* **SUPPLIED INFORMATION**
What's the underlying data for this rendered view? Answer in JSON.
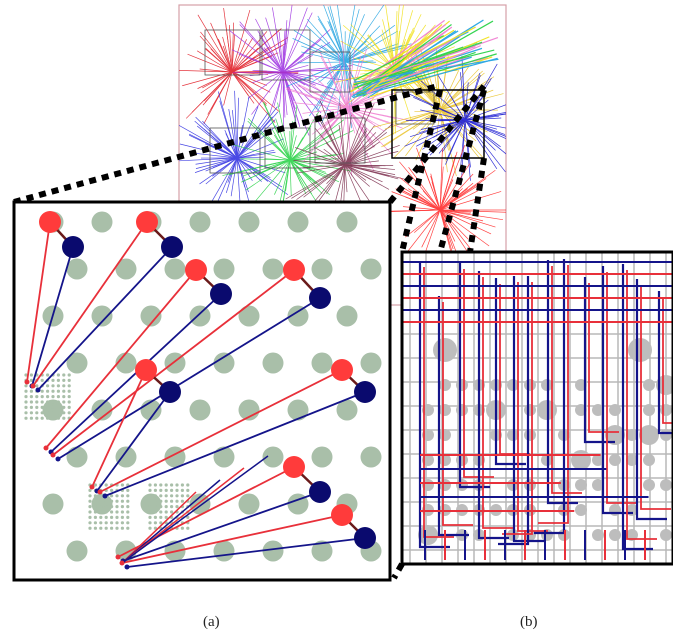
{
  "captions": {
    "a": "(a)",
    "b": "(b)"
  },
  "colors": {
    "pad": "#a9bfa9",
    "red_pin": "#ff3b3b",
    "blue_pin": "#0a0a6e",
    "red_wire": "#e8303a",
    "blue_wire": "#14148a",
    "frame": "#000000",
    "grid_wire": "#b8b8b8",
    "via": "#bdbdbd",
    "overview_outline": "#d6a0a8"
  },
  "overview_cluster_colors": [
    "#e0141e",
    "#9a2be0",
    "#1aa0e0",
    "#f0e010",
    "#2a2ae0",
    "#20d040",
    "#f07ad0",
    "#7a2a4a",
    "#e8c020",
    "#1010d0",
    "#ff2020"
  ],
  "icons": {
    "zoom_connector": "dotted-line",
    "pin_pair": "circle-pair"
  }
}
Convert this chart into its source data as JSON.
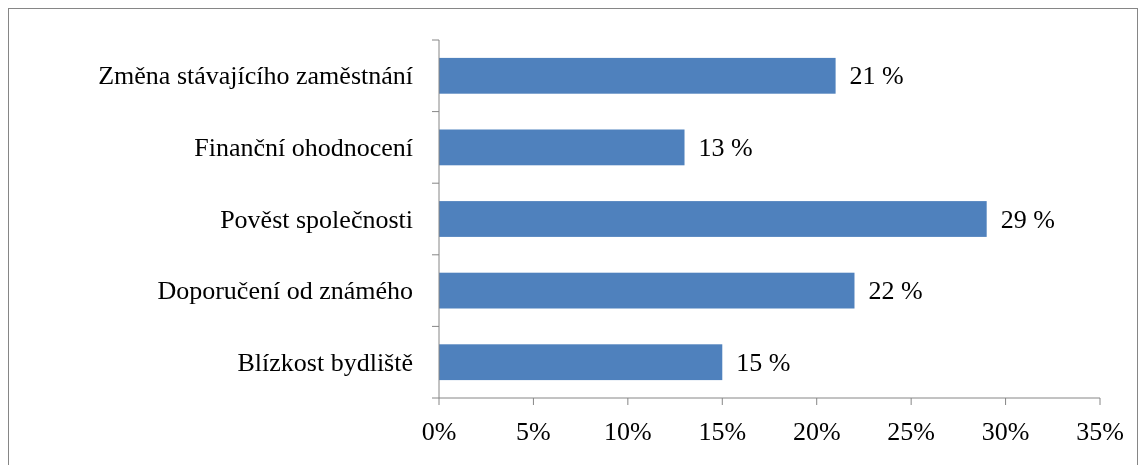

* **PROBLEM REQUIREMENTS**
Repeat the material above in full and exactly, apart from the pictures.

* **COMPLETE ANSWER**
What's the underlying data for this rendered view? Answer in JSON.
{
  "captions": {
    "a": "(a)",
    "b": "(b)"
  },
  "colors": {
    "pad": "#a9bfa9",
    "red_pin": "#ff3b3b",
    "blue_pin": "#0a0a6e",
    "red_wire": "#e8303a",
    "blue_wire": "#14148a",
    "frame": "#000000",
    "grid_wire": "#b8b8b8",
    "via": "#bdbdbd",
    "overview_outline": "#d6a0a8"
  },
  "overview_cluster_colors": [
    "#e0141e",
    "#9a2be0",
    "#1aa0e0",
    "#f0e010",
    "#2a2ae0",
    "#20d040",
    "#f07ad0",
    "#7a2a4a",
    "#e8c020",
    "#1010d0",
    "#ff2020"
  ],
  "icons": {
    "zoom_connector": "dotted-line",
    "pin_pair": "circle-pair"
  }
}
Convert this chart into its source data as JSON.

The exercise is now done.